◆ Task to carry out ◆
Repeat the data word for word. Do not include the pictures.

BEGIN Extracted data

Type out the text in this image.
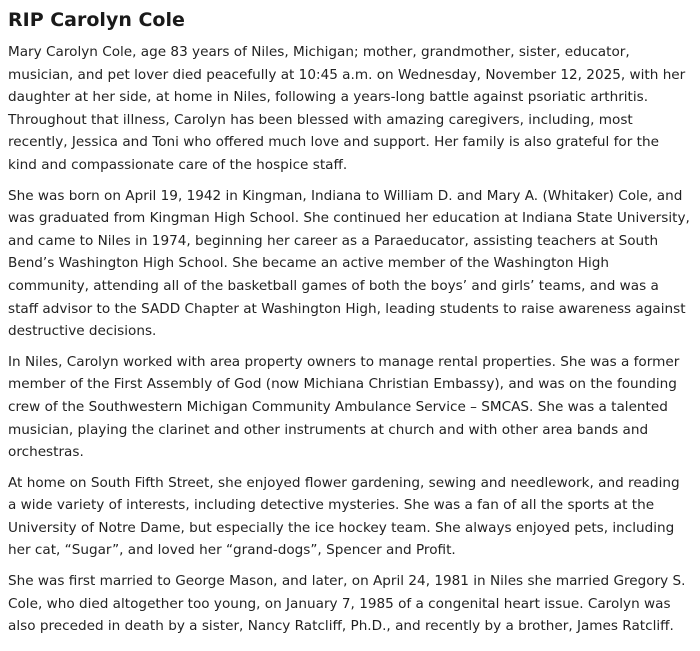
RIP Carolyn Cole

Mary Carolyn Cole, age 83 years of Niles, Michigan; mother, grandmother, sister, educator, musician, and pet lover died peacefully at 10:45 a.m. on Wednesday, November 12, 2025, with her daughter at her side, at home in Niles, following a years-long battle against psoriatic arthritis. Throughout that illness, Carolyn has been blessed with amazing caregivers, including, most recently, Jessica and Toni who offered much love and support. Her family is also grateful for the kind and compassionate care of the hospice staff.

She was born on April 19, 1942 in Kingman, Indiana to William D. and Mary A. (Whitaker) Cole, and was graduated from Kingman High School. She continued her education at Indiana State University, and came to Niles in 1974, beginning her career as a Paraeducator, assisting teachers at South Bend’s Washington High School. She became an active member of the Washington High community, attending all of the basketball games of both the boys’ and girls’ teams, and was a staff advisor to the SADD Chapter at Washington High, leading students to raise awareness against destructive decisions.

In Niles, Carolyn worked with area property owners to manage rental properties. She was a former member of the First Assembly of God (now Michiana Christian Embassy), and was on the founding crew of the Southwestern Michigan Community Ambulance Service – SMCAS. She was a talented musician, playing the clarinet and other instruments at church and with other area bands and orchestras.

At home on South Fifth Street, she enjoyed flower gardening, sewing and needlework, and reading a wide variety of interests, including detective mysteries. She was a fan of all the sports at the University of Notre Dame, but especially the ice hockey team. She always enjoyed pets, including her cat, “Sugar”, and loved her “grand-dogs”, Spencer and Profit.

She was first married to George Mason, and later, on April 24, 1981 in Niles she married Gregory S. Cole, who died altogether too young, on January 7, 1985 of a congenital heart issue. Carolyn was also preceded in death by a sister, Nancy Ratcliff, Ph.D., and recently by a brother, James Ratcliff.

END Extracted data

◆ The completed task ◆
Type out the text in this image.
RIP Carolyn Cole

Mary Carolyn Cole, age 83 years of Niles, Michigan; mother, grandmother, sister, educator, musician, and pet lover died peacefully at 10:45 a.m. on Wednesday, November 12, 2025, with her daughter at her side, at home in Niles, following a years-long battle against psoriatic arthritis. Throughout that illness, Carolyn has been blessed with amazing caregivers, including, most recently, Jessica and Toni who offered much love and support. Her family is also grateful for the kind and compassionate care of the hospice staff.

She was born on April 19, 1942 in Kingman, Indiana to William D. and Mary A. (Whitaker) Cole, and was graduated from Kingman High School. She continued her education at Indiana State University, and came to Niles in 1974, beginning her career as a Paraeducator, assisting teachers at South Bend’s Washington High School. She became an active member of the Washington High community, attending all of the basketball games of both the boys’ and girls’ teams, and was a staff advisor to the SADD Chapter at Washington High, leading students to raise awareness against destructive decisions.

In Niles, Carolyn worked with area property owners to manage rental properties. She was a former member of the First Assembly of God (now Michiana Christian Embassy), and was on the founding crew of the Southwestern Michigan Community Ambulance Service – SMCAS. She was a talented musician, playing the clarinet and other instruments at church and with other area bands and orchestras.

At home on South Fifth Street, she enjoyed flower gardening, sewing and needlework, and reading a wide variety of interests, including detective mysteries. She was a fan of all the sports at the University of Notre Dame, but especially the ice hockey team. She always enjoyed pets, including her cat, “Sugar”, and loved her “grand-dogs”, Spencer and Profit.

She was first married to George Mason, and later, on April 24, 1981 in Niles she married Gregory S. Cole, who died altogether too young, on January 7, 1985 of a congenital heart issue. Carolyn was also preceded in death by a sister, Nancy Ratcliff, Ph.D., and recently by a brother, James Ratcliff.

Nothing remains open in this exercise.